= Work to do =
Records follow. Select each line holding "Association".

---------- Task input

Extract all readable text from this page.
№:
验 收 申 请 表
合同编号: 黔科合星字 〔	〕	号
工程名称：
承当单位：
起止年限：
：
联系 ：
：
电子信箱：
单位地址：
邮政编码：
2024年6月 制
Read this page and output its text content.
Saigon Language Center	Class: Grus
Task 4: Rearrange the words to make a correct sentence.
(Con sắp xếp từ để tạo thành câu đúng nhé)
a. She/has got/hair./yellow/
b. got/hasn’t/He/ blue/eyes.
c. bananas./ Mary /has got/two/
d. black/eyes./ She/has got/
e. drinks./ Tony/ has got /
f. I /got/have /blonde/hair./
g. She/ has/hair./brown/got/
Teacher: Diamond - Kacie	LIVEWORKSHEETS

--------------------
---------- Task input

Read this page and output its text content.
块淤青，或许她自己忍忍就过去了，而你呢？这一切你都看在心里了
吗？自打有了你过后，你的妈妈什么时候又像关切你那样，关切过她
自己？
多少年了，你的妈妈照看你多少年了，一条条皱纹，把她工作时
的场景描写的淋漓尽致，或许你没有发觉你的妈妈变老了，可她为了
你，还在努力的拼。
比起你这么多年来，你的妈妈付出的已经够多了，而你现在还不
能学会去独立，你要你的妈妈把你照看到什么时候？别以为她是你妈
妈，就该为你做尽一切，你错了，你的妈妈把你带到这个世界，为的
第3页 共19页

--------------------
---------- Task input

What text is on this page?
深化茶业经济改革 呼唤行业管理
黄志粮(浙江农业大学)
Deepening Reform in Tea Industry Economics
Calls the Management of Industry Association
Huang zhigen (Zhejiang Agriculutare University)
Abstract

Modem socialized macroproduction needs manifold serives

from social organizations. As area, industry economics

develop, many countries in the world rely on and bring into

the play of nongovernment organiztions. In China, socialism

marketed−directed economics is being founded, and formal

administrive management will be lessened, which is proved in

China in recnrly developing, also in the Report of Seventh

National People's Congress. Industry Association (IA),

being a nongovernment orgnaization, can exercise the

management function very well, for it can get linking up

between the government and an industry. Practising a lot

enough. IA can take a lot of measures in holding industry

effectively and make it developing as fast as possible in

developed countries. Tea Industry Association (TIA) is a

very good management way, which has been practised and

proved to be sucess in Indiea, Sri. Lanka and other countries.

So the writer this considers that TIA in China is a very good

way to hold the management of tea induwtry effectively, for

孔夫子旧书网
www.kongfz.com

--------------------

= Reply =
Calls the Management of Industry Association
National People's Congress. Industry Association (IA),
developed countries. Tea Industry Association (TIA) is a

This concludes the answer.